Data extracted from a collection:
□ □ □ □

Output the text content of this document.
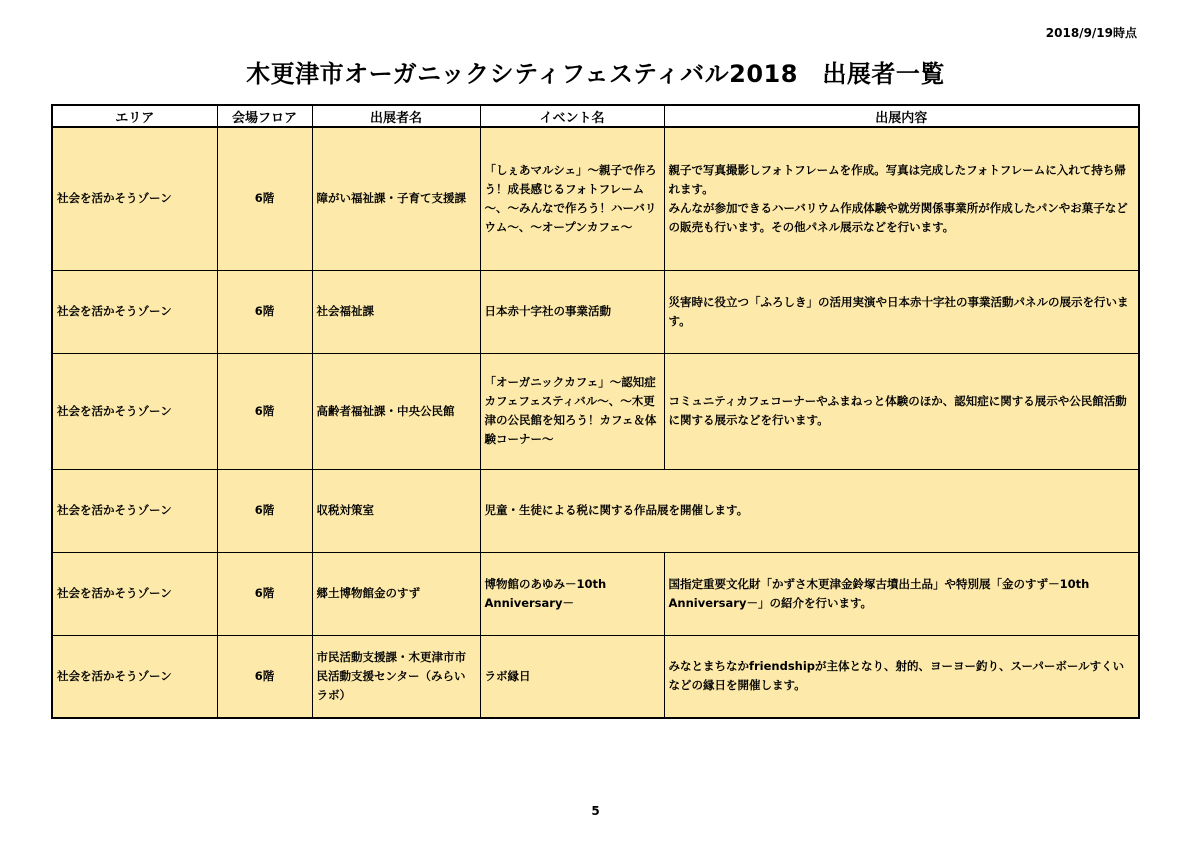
2018/9/19時点
木更津市オーガニックシティフェスティバル2018　出展者一覧
エリア	会場フロア	出展者名	イベント名	出展内容
社会を活かそうゾーン	6階	障がい福祉課・子育て支援課	「しぇあマルシェ」～親子で作ろう！成長感じるフォトフレーム～、～みんなで作ろう！ハーバリウム～、～オープンカフェ～	親子で写真撮影しフォトフレームを作成。写真は完成したフォトフレームに入れて持ち帰れます。
みんなが参加できるハーバリウム作成体験や就労関係事業所が作成したパンやお菓子などの販売も行います。その他パネル展示などを行います。
社会を活かそうゾーン	6階	社会福祉課	日本赤十字社の事業活動	災害時に役立つ「ふろしき」の活用実演や日本赤十字社の事業活動パネルの展示を行います。
社会を活かそうゾーン	6階	高齢者福祉課・中央公民館	「オーガニックカフェ」～認知症カフェフェスティバル～、～木更津の公民館を知ろう！カフェ＆体験コーナー～	コミュニティカフェコーナーやふまねっと体験のほか、認知症に関する展示や公民館活動に関する展示などを行います。
社会を活かそうゾーン	6階	収税対策室	児童・生徒による税に関する作品展を開催します。	
社会を活かそうゾーン	6階	郷土博物館金のすず	博物館のあゆみ－10th Anniversary－	国指定重要文化財「かずさ木更津金鈴塚古墳出土品」や特別展「金のすず－10th Anniversary－」の紹介を行います。
社会を活かそうゾーン	6階	市民活動支援課・木更津市市民活動支援センター（みらいラボ）	ラボ縁日	みなとまちなかfriendshipが主体となり、射的、ヨーヨー釣り、スーパーボールすくいなどの縁日を開催します。
5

□ □ □ □

All the records need to be repeated exactly, with the images dropped.

Output the text content of this document.
2018/9/19時点
木更津市オーガニックシティフェスティバル2018　出展者一覧
エリア	会場フロア	出展者名	イベント名	出展内容
社会を活かそうゾーン	6階	障がい福祉課・子育て支援課	「しぇあマルシェ」～親子で作ろう！成長感じるフォトフレーム～、～みんなで作ろう！ハーバリウム～、～オープンカフェ～	親子で写真撮影しフォトフレームを作成。写真は完成したフォトフレームに入れて持ち帰れます。
みんなが参加できるハーバリウム作成体験や就労関係事業所が作成したパンやお菓子などの販売も行います。その他パネル展示などを行います。
社会を活かそうゾーン	6階	社会福祉課	日本赤十字社の事業活動	災害時に役立つ「ふろしき」の活用実演や日本赤十字社の事業活動パネルの展示を行います。
社会を活かそうゾーン	6階	高齢者福祉課・中央公民館	「オーガニックカフェ」～認知症カフェフェスティバル～、～木更津の公民館を知ろう！カフェ＆体験コーナー～	コミュニティカフェコーナーやふまねっと体験のほか、認知症に関する展示や公民館活動に関する展示などを行います。
社会を活かそうゾーン	6階	収税対策室	児童・生徒による税に関する作品展を開催します。	
社会を活かそうゾーン	6階	郷土博物館金のすず	博物館のあゆみ－10th Anniversary－	国指定重要文化財「かずさ木更津金鈴塚古墳出土品」や特別展「金のすず－10th Anniversary－」の紹介を行います。
社会を活かそうゾーン	6階	市民活動支援課・木更津市市民活動支援センター（みらいラボ）	ラボ縁日	みなとまちなかfriendshipが主体となり、射的、ヨーヨー釣り、スーパーボールすくいなどの縁日を開催します。
5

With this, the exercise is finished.